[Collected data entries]
* * * * *
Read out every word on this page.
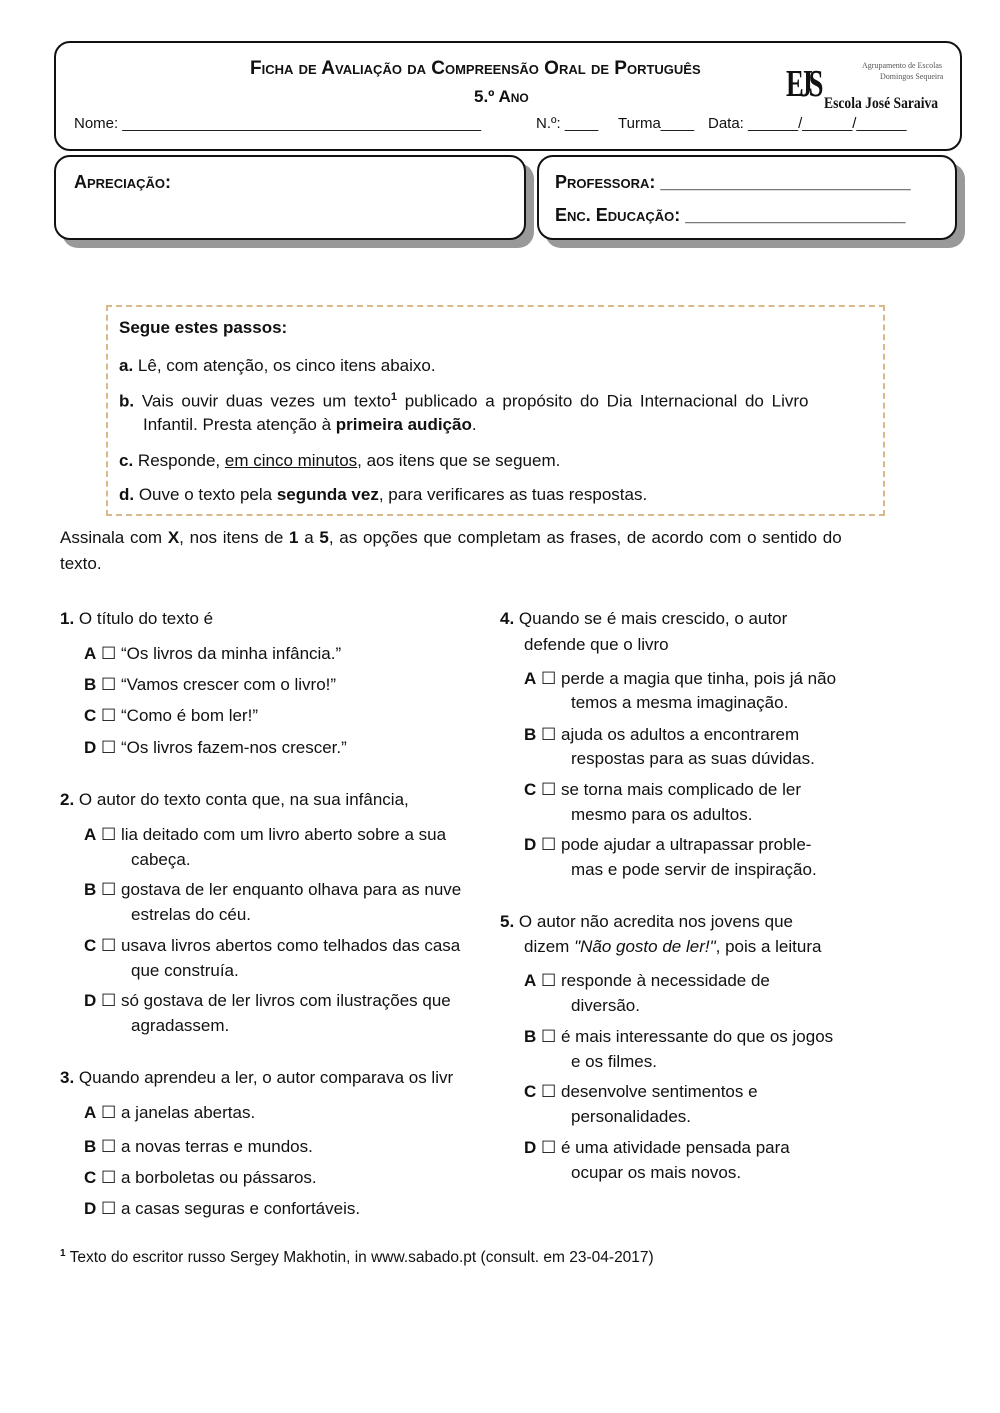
Ficha de Avaliação da Compreensão Oral de Português
5.º Ano
Nome: ___________________________________________	N.º: ____ Turma____ Data: ______/______/______
EJS	Agrupamento de Escolas
Domingos Sequeira
Escola José Saraiva
Apreciação:	Professora: _________________________
Enc. Educação: ______________________
Segue estes passos:
a. Lê, com atenção, os cinco itens abaixo.
b. Vais ouvir duas vezes um texto$^1$ publicado a propósito do Dia Internacional do Livro
Infantil. Presta atenção à primeira audição.
c. Responde, em cinco minutos, aos itens que se seguem.
d. Ouve o texto pela segunda vez, para verificares as tuas respostas.
Assinala com X, nos itens de 1 a 5, as opções que completam as frases, de acordo com o sentido do
texto.
1. O título do texto é
A ☐ “Os livros da minha infância.”
B ☐ “Vamos crescer com o livro!”
C ☐ “Como é bom ler!”
D ☐ “Os livros fazem-nos crescer.”
2. O autor do texto conta que, na sua infância,
A ☐ lia deitado com um livro aberto sobre a sua
cabeça.
B ☐ gostava de ler enquanto olhava para as nuve
estrelas do céu.
C ☐ usava livros abertos como telhados das casa
que construía.
D ☐ só gostava de ler livros com ilustrações que
agradassem.
3. Quando aprendeu a ler, o autor comparava os livr
A ☐ a janelas abertas.
B ☐ a novas terras e mundos.
C ☐ a borboletas ou pássaros.
D ☐ a casas seguras e confortáveis.
4. Quando se é mais crescido, o autor
defende que o livro
A ☐ perde a magia que tinha, pois já não
temos a mesma imaginação.
B ☐ ajuda os adultos a encontrarem
respostas para as suas dúvidas.
C ☐ se torna mais complicado de ler
mesmo para os adultos.
D ☐ pode ajudar a ultrapassar proble-
mas e pode servir de inspiração.
5. O autor não acredita nos jovens que
dizem "Não gosto de ler!", pois a leitura
A ☐ responde à necessidade de
diversão.
B ☐ é mais interessante do que os jogos
e os filmes.
C ☐ desenvolve sentimentos e
personalidades.
D ☐ é uma atividade pensada para
ocupar os mais novos.
$^1$ Texto do escritor russo Sergey Makhotin, in www.sabado.pt (consult. em 23-04-2017)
* * * * *
**The task:** Transcribe the material exactly, and leave out whatever pictures it holds.

**Written response:**
Read out every word on this page.
Ficha de Avaliação da Compreensão Oral de Português
5.º Ano
Nome: ___________________________________________	N.º: ____ Turma____ Data: ______/______/______
EJS	Agrupamento de Escolas
Domingos Sequeira
Escola José Saraiva
Apreciação:	Professora: _________________________
Enc. Educação: ______________________
Segue estes passos:
a. Lê, com atenção, os cinco itens abaixo.
b. Vais ouvir duas vezes um texto$^1$ publicado a propósito do Dia Internacional do Livro
Infantil. Presta atenção à primeira audição.
c. Responde, em cinco minutos, aos itens que se seguem.
d. Ouve o texto pela segunda vez, para verificares as tuas respostas.
Assinala com X, nos itens de 1 a 5, as opções que completam as frases, de acordo com o sentido do
texto.
1. O título do texto é
A ☐ “Os livros da minha infância.”
B ☐ “Vamos crescer com o livro!”
C ☐ “Como é bom ler!”
D ☐ “Os livros fazem-nos crescer.”
2. O autor do texto conta que, na sua infância,
A ☐ lia deitado com um livro aberto sobre a sua
cabeça.
B ☐ gostava de ler enquanto olhava para as nuve
estrelas do céu.
C ☐ usava livros abertos como telhados das casa
que construía.
D ☐ só gostava de ler livros com ilustrações que
agradassem.
3. Quando aprendeu a ler, o autor comparava os livr
A ☐ a janelas abertas.
B ☐ a novas terras e mundos.
C ☐ a borboletas ou pássaros.
D ☐ a casas seguras e confortáveis.
4. Quando se é mais crescido, o autor
defende que o livro
A ☐ perde a magia que tinha, pois já não
temos a mesma imaginação.
B ☐ ajuda os adultos a encontrarem
respostas para as suas dúvidas.
C ☐ se torna mais complicado de ler
mesmo para os adultos.
D ☐ pode ajudar a ultrapassar proble-
mas e pode servir de inspiração.
5. O autor não acredita nos jovens que
dizem "Não gosto de ler!", pois a leitura
A ☐ responde à necessidade de
diversão.
B ☐ é mais interessante do que os jogos
e os filmes.
C ☐ desenvolve sentimentos e
personalidades.
D ☐ é uma atividade pensada para
ocupar os mais novos.
$^1$ Texto do escritor russo Sergey Makhotin, in www.sabado.pt (consult. em 23-04-2017)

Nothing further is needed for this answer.